Problem requirements -
Can you output the records below exactly as they are written?

===== Material for this task

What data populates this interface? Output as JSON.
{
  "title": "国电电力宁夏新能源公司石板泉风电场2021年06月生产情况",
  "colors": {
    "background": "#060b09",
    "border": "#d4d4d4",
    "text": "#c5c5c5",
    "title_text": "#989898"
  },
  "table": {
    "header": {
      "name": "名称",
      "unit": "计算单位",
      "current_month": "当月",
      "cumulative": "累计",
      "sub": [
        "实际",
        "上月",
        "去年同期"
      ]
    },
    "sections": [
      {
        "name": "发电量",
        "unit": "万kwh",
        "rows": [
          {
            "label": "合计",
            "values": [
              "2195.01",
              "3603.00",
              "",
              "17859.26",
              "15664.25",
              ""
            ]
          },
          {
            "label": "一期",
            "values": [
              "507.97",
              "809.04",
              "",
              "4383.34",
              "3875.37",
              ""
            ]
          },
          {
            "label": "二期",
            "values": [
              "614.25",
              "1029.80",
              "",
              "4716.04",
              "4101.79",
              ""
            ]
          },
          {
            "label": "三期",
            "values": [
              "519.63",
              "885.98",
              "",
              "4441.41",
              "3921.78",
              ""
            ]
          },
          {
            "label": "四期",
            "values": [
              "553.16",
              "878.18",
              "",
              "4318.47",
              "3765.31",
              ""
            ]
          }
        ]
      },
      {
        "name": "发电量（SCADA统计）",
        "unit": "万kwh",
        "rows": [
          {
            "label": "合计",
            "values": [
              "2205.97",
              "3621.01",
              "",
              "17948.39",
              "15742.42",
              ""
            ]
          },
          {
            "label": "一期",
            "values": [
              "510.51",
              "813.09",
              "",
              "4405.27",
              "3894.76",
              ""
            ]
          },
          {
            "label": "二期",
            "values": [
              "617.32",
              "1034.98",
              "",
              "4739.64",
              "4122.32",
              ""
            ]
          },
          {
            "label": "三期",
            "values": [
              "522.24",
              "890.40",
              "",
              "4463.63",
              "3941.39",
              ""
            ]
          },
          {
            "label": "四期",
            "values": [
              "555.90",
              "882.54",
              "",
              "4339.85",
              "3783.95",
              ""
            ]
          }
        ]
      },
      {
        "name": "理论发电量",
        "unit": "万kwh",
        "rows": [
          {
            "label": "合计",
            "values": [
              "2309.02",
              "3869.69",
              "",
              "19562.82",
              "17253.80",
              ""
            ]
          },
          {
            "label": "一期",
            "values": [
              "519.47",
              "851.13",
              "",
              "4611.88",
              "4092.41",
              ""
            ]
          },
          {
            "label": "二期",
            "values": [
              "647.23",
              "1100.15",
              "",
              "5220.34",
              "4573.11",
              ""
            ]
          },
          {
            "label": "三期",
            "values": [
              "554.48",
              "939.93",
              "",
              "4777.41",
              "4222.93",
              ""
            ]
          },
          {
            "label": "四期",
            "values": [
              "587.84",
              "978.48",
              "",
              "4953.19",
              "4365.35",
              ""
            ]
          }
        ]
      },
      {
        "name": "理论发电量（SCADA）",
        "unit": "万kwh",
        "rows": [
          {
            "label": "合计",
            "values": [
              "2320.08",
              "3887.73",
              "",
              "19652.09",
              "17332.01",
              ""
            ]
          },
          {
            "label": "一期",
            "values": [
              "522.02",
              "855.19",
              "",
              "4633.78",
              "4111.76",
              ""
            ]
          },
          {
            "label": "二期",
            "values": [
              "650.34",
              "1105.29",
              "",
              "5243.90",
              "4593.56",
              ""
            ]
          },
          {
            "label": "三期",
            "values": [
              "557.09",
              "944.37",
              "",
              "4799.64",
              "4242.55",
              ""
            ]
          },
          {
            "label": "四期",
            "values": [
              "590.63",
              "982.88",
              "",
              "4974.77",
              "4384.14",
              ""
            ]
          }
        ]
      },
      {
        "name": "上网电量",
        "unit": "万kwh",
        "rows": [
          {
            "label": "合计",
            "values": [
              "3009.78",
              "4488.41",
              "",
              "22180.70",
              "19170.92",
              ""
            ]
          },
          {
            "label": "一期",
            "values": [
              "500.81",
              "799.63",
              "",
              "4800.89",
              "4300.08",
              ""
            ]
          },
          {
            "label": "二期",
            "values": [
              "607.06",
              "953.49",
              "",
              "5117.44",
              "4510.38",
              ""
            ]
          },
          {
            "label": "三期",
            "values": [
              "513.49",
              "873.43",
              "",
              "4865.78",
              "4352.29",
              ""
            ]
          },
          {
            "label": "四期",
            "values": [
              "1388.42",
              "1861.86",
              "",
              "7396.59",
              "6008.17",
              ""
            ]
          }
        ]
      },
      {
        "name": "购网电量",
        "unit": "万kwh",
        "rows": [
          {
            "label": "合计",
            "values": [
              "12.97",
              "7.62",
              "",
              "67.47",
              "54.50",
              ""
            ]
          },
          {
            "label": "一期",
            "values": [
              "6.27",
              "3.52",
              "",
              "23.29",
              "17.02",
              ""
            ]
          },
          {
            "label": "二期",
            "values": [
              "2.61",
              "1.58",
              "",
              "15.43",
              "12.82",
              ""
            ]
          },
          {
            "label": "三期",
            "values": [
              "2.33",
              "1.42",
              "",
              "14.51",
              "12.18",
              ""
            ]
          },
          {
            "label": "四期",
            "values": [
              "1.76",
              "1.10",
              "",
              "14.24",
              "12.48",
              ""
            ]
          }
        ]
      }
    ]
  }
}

==========

Response to this exercise -
What data populates this interface? Output as JSON.
{
  "title": "国电电力宁夏新能源公司石板泉风电场2021年06月生产情况",
  "colors": {
    "background": "#060b09",
    "border": "#d4d4d4",
    "text": "#c5c5c5",
    "title_text": "#989898"
  },
  "table": {
    "header": {
      "name": "名称",
      "unit": "计算单位",
      "current_month": "当月",
      "cumulative": "累计",
      "sub": [
        "实际",
        "上月",
        "去年同期"
      ]
    },
    "sections": [
      {
        "name": "发电量",
        "unit": "万kwh",
        "rows": [
          {
            "label": "合计",
            "values": [
              "2195.01",
              "3603.00",
              "",
              "17859.26",
              "15664.25",
              ""
            ]
          },
          {
            "label": "一期",
            "values": [
              "507.97",
              "809.04",
              "",
              "4383.34",
              "3875.37",
              ""
            ]
          },
          {
            "label": "二期",
            "values": [
              "614.25",
              "1029.80",
              "",
              "4716.04",
              "4101.79",
              ""
            ]
          },
          {
            "label": "三期",
            "values": [
              "519.63",
              "885.98",
              "",
              "4441.41",
              "3921.78",
              ""
            ]
          },
          {
            "label": "四期",
            "values": [
              "553.16",
              "878.18",
              "",
              "4318.47",
              "3765.31",
              ""
            ]
          }
        ]
      },
      {
        "name": "发电量（SCADA统计）",
        "unit": "万kwh",
        "rows": [
          {
            "label": "合计",
            "values": [
              "2205.97",
              "3621.01",
              "",
              "17948.39",
              "15742.42",
              ""
            ]
          },
          {
            "label": "一期",
            "values": [
              "510.51",
              "813.09",
              "",
              "4405.27",
              "3894.76",
              ""
            ]
          },
          {
            "label": "二期",
            "values": [
              "617.32",
              "1034.98",
              "",
              "4739.64",
              "4122.32",
              ""
            ]
          },
          {
            "label": "三期",
            "values": [
              "522.24",
              "890.40",
              "",
              "4463.63",
              "3941.39",
              ""
            ]
          },
          {
            "label": "四期",
            "values": [
              "555.90",
              "882.54",
              "",
              "4339.85",
              "3783.95",
              ""
            ]
          }
        ]
      },
      {
        "name": "理论发电量",
        "unit": "万kwh",
        "rows": [
          {
            "label": "合计",
            "values": [
              "2309.02",
              "3869.69",
              "",
              "19562.82",
              "17253.80",
              ""
            ]
          },
          {
            "label": "一期",
            "values": [
              "519.47",
              "851.13",
              "",
              "4611.88",
              "4092.41",
              ""
            ]
          },
          {
            "label": "二期",
            "values": [
              "647.23",
              "1100.15",
              "",
              "5220.34",
              "4573.11",
              ""
            ]
          },
          {
            "label": "三期",
            "values": [
              "554.48",
              "939.93",
              "",
              "4777.41",
              "4222.93",
              ""
            ]
          },
          {
            "label": "四期",
            "values": [
              "587.84",
              "978.48",
              "",
              "4953.19",
              "4365.35",
              ""
            ]
          }
        ]
      },
      {
        "name": "理论发电量（SCADA）",
        "unit": "万kwh",
        "rows": [
          {
            "label": "合计",
            "values": [
              "2320.08",
              "3887.73",
              "",
              "19652.09",
              "17332.01",
              ""
            ]
          },
          {
            "label": "一期",
            "values": [
              "522.02",
              "855.19",
              "",
              "4633.78",
              "4111.76",
              ""
            ]
          },
          {
            "label": "二期",
            "values": [
              "650.34",
              "1105.29",
              "",
              "5243.90",
              "4593.56",
              ""
            ]
          },
          {
            "label": "三期",
            "values": [
              "557.09",
              "944.37",
              "",
              "4799.64",
              "4242.55",
              ""
            ]
          },
          {
            "label": "四期",
            "values": [
              "590.63",
              "982.88",
              "",
              "4974.77",
              "4384.14",
              ""
            ]
          }
        ]
      },
      {
        "name": "上网电量",
        "unit": "万kwh",
        "rows": [
          {
            "label": "合计",
            "values": [
              "3009.78",
              "4488.41",
              "",
              "22180.70",
              "19170.92",
              ""
            ]
          },
          {
            "label": "一期",
            "values": [
              "500.81",
              "799.63",
              "",
              "4800.89",
              "4300.08",
              ""
            ]
          },
          {
            "label": "二期",
            "values": [
              "607.06",
              "953.49",
              "",
              "5117.44",
              "4510.38",
              ""
            ]
          },
          {
            "label": "三期",
            "values": [
              "513.49",
              "873.43",
              "",
              "4865.78",
              "4352.29",
              ""
            ]
          },
          {
            "label": "四期",
            "values": [
              "1388.42",
              "1861.86",
              "",
              "7396.59",
              "6008.17",
              ""
            ]
          }
        ]
      },
      {
        "name": "购网电量",
        "unit": "万kwh",
        "rows": [
          {
            "label": "合计",
            "values": [
              "12.97",
              "7.62",
              "",
              "67.47",
              "54.50",
              ""
            ]
          },
          {
            "label": "一期",
            "values": [
              "6.27",
              "3.52",
              "",
              "23.29",
              "17.02",
              ""
            ]
          },
          {
            "label": "二期",
            "values": [
              "2.61",
              "1.58",
              "",
              "15.43",
              "12.82",
              ""
            ]
          },
          {
            "label": "三期",
            "values": [
              "2.33",
              "1.42",
              "",
              "14.51",
              "12.18",
              ""
            ]
          },
          {
            "label": "四期",
            "values": [
              "1.76",
              "1.10",
              "",
              "14.24",
              "12.48",
              ""
            ]
          }
        ]
      }
    ]
  }
}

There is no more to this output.